GOAL> Set out every line bearing the string "name".

A block of data
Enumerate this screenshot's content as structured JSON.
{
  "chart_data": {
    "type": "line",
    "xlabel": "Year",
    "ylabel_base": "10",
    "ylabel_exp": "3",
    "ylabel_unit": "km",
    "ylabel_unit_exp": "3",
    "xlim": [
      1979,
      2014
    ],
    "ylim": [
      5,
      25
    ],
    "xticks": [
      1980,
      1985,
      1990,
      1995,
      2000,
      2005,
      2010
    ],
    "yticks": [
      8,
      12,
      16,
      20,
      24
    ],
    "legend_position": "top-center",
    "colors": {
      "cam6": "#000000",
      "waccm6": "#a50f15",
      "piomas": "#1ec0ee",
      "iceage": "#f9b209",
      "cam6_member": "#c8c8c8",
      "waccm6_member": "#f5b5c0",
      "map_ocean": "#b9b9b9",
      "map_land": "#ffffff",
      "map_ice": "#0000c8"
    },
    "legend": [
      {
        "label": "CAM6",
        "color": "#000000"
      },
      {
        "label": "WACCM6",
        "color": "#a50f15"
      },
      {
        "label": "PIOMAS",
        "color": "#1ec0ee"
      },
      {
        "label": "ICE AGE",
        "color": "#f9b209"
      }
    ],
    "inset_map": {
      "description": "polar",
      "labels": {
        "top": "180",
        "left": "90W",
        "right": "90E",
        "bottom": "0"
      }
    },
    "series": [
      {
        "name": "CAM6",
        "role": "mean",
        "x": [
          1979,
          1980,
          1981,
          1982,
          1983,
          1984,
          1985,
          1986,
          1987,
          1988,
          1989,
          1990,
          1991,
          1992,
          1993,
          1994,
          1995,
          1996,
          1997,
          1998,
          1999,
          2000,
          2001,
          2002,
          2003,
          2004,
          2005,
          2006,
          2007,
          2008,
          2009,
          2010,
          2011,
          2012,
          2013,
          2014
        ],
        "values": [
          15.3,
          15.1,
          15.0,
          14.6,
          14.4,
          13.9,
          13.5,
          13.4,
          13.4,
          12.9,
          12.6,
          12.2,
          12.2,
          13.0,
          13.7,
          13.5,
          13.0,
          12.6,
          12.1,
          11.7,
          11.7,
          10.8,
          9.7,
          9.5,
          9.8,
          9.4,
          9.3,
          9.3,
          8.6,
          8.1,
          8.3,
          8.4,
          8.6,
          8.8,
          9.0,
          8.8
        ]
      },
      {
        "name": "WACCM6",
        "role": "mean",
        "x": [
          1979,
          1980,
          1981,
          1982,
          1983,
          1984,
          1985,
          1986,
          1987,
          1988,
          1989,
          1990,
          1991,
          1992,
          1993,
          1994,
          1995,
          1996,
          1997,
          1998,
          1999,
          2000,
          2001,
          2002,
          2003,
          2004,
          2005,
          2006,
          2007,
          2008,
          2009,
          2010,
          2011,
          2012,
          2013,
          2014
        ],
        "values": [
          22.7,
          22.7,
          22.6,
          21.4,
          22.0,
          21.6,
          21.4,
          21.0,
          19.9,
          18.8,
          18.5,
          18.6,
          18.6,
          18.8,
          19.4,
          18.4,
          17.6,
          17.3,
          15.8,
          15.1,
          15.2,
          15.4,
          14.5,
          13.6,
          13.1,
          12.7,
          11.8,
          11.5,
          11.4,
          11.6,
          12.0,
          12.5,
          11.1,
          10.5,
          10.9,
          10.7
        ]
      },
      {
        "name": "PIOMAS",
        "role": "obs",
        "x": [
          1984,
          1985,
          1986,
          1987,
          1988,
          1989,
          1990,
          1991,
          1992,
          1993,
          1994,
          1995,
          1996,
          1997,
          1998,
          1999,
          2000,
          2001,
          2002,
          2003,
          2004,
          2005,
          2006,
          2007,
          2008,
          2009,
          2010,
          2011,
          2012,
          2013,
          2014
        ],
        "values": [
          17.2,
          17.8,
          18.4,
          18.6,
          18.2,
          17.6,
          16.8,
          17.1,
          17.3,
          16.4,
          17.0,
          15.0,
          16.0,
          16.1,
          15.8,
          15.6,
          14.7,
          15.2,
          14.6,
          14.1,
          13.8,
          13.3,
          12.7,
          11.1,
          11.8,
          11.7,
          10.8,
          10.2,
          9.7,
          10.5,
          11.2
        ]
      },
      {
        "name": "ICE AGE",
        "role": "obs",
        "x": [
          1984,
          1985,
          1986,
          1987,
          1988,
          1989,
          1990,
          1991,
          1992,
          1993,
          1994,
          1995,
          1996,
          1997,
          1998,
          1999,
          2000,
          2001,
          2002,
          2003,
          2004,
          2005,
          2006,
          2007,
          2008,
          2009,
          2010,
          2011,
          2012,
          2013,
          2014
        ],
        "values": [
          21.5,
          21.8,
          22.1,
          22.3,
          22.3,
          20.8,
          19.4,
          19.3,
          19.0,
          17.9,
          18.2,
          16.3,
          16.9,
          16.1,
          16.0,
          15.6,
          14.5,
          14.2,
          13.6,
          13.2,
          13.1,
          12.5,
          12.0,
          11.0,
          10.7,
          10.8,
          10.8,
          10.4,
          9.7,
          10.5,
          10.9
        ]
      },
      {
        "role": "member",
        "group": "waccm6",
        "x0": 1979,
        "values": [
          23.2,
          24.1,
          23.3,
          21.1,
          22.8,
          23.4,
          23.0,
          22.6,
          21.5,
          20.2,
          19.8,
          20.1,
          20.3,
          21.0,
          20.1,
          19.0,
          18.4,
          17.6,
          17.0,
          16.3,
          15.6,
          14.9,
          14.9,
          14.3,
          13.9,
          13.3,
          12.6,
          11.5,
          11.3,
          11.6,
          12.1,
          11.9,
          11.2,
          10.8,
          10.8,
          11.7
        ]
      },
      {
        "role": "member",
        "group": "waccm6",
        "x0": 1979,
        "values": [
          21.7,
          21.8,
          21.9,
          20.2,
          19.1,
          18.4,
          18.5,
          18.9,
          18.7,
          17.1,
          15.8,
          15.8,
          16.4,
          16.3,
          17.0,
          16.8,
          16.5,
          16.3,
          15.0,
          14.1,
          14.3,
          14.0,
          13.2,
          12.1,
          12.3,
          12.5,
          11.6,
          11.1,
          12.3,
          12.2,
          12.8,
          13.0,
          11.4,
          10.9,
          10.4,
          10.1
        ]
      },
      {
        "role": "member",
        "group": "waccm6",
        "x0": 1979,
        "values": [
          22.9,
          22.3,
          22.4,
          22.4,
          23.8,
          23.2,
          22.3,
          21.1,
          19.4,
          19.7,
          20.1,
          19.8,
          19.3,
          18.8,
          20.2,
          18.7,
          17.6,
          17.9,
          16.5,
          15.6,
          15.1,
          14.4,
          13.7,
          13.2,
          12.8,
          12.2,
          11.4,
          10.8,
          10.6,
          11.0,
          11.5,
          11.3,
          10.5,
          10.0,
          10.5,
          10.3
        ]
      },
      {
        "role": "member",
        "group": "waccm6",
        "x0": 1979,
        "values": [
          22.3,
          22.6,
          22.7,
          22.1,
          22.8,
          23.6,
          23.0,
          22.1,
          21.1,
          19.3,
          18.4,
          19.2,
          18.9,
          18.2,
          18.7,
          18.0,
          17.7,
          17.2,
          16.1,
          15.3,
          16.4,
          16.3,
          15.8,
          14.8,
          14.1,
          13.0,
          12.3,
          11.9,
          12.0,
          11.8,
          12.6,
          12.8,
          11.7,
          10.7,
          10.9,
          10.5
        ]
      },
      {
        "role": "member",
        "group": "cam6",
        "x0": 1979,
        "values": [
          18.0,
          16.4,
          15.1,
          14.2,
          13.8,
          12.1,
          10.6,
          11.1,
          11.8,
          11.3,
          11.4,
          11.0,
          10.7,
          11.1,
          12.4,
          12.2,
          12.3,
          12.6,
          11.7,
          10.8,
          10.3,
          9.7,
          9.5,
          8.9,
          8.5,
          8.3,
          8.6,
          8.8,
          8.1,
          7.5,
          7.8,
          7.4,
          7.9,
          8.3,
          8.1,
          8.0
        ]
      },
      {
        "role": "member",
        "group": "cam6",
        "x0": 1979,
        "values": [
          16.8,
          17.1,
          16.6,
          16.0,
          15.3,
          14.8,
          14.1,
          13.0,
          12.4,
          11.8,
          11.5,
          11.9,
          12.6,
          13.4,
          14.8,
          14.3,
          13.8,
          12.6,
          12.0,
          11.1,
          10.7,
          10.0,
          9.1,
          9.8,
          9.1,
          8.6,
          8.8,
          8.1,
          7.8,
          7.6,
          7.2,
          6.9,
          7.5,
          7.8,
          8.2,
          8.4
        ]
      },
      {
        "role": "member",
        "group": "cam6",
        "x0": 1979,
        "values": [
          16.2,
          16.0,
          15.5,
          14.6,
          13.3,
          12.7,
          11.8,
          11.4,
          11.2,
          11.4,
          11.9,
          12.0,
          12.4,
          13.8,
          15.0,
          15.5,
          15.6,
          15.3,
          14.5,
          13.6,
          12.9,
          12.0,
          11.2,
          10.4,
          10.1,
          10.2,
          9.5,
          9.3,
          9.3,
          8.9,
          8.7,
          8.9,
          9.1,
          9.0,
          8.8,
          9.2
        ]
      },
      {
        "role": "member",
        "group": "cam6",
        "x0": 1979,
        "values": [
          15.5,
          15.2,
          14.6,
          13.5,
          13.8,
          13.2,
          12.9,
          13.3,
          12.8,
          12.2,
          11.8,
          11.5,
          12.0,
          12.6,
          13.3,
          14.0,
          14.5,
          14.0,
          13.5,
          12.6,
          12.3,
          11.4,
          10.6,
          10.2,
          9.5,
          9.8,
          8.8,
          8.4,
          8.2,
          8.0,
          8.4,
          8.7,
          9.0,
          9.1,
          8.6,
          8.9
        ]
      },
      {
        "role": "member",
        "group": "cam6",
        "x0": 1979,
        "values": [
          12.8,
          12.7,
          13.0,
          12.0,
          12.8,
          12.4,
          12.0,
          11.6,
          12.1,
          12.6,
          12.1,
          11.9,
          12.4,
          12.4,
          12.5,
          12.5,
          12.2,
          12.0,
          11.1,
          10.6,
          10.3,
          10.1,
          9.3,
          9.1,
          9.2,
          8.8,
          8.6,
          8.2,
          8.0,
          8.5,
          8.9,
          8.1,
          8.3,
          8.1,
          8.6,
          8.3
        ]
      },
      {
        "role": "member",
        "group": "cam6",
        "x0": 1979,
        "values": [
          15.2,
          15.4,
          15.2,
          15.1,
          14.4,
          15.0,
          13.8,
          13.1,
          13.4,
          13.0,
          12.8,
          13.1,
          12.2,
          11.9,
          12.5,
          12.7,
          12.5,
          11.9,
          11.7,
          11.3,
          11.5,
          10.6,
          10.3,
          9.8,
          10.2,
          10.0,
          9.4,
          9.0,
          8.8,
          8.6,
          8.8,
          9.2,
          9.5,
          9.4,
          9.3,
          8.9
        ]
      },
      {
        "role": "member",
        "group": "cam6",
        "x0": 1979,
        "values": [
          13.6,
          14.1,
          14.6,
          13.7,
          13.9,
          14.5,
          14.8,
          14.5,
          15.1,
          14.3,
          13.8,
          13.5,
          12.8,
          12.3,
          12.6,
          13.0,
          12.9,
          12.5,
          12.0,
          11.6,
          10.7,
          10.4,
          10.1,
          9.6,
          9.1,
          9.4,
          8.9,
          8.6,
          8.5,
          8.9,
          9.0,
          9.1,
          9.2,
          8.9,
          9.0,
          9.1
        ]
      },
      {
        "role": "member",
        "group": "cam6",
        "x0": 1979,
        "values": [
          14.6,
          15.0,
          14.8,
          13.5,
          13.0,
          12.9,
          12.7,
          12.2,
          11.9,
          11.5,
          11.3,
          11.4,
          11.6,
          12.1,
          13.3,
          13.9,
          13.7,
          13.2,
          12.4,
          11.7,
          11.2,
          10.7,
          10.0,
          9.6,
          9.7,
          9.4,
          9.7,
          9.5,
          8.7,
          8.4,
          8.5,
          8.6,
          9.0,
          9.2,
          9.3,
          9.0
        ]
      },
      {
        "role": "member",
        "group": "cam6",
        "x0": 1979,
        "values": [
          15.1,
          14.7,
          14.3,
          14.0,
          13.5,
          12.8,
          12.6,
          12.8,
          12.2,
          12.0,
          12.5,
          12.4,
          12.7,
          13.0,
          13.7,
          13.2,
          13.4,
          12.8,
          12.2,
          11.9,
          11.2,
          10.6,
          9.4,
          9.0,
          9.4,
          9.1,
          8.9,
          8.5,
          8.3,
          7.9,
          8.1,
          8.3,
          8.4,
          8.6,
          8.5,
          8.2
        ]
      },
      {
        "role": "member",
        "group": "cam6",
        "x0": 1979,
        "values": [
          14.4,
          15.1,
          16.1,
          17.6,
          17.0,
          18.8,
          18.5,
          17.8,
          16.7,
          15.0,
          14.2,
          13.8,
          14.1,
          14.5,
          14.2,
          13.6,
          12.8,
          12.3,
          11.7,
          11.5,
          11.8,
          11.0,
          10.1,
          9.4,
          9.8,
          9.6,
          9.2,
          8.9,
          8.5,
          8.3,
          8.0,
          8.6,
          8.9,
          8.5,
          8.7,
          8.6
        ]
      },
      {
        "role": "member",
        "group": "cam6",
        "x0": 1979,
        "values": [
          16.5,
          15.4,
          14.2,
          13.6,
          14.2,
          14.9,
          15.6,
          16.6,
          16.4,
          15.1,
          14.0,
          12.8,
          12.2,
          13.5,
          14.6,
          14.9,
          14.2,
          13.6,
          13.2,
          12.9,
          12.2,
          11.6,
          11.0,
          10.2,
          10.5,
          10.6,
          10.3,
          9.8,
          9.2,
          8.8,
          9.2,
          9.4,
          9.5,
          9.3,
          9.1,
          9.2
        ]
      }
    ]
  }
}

WRITTEN ANSWER>
        "name": "CAM6",
        "name": "WACCM6",
        "name": "PIOMAS",
        "name": "ICE AGE",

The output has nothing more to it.